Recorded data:
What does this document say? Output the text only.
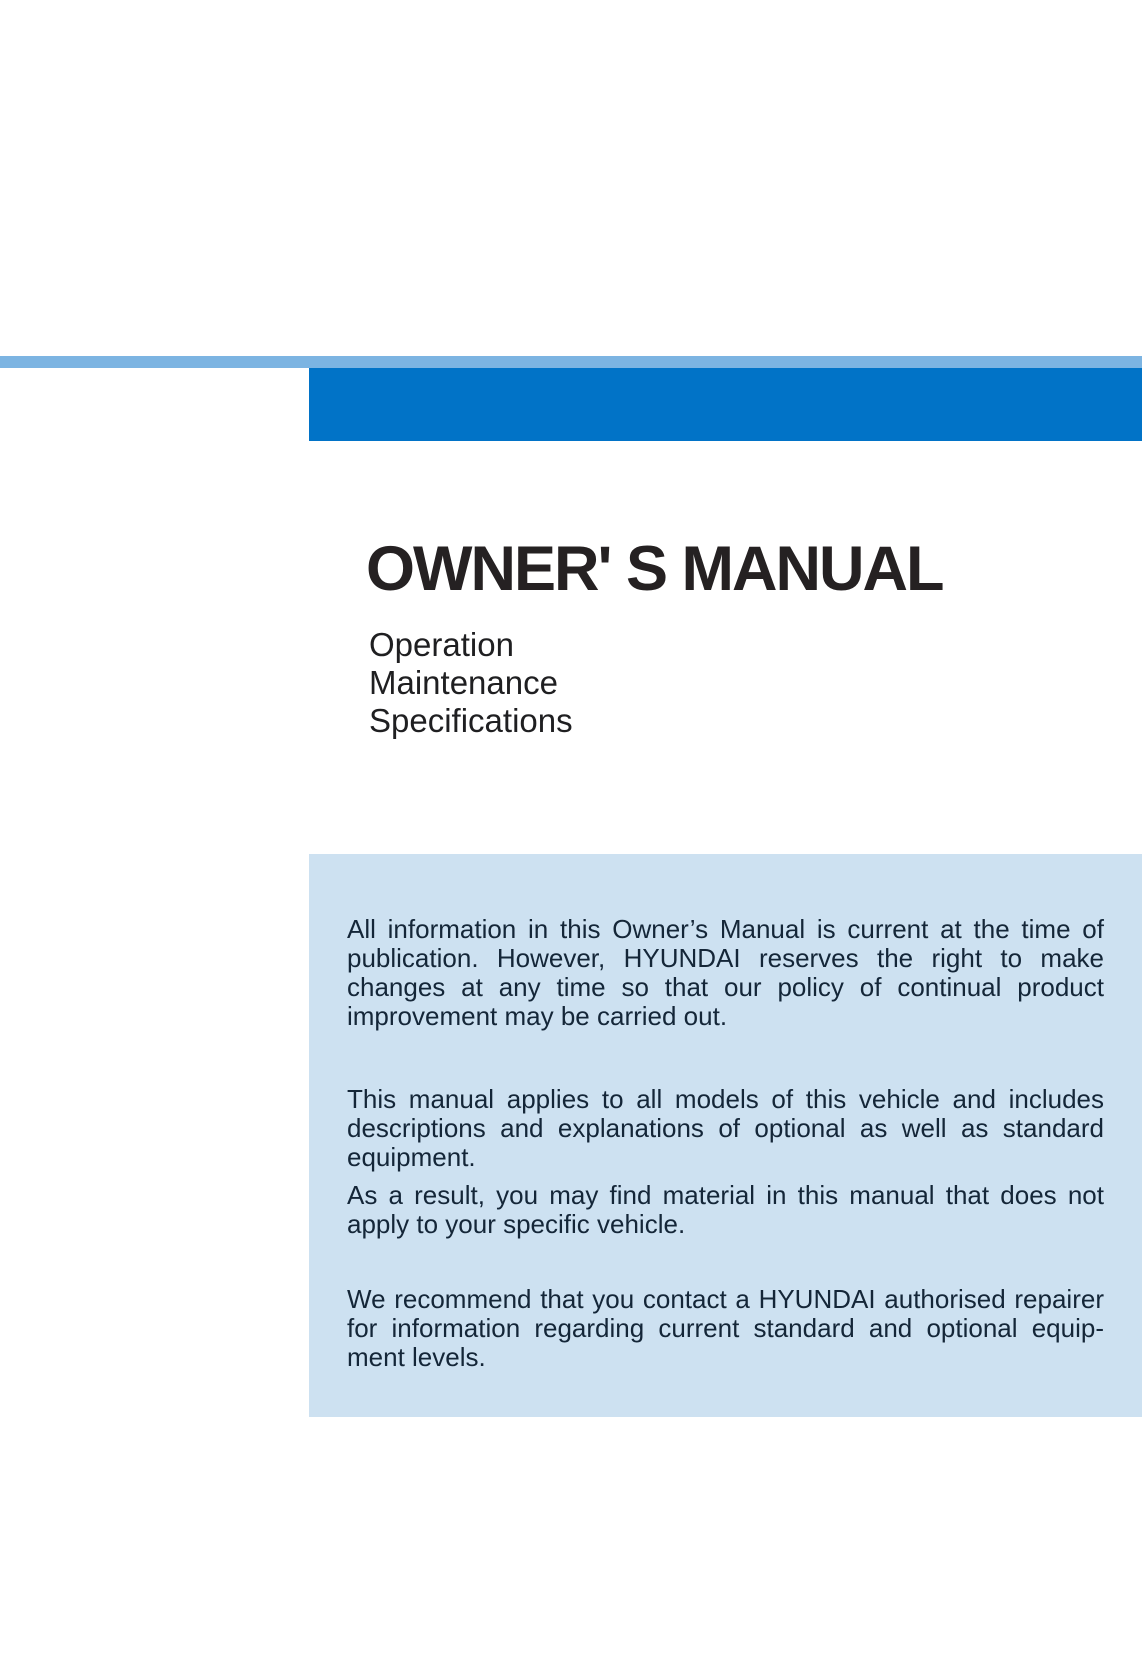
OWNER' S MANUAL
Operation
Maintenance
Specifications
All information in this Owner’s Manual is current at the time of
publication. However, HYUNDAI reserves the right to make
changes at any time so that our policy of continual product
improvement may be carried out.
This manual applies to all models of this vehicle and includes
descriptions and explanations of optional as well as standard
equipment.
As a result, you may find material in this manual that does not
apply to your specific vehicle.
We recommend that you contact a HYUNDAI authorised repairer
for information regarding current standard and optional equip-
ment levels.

EXERCISE
Do not include the images; transcribe the rest of the listing exactly.

THE SOLUTION
What does this document say? Output the text only.
OWNER' S MANUAL
Operation
Maintenance
Specifications
All information in this Owner’s Manual is current at the time of
publication. However, HYUNDAI reserves the right to make
changes at any time so that our policy of continual product
improvement may be carried out.
This manual applies to all models of this vehicle and includes
descriptions and explanations of optional as well as standard
equipment.
As a result, you may find material in this manual that does not
apply to your specific vehicle.
We recommend that you contact a HYUNDAI authorised repairer
for information regarding current standard and optional equip-
ment levels.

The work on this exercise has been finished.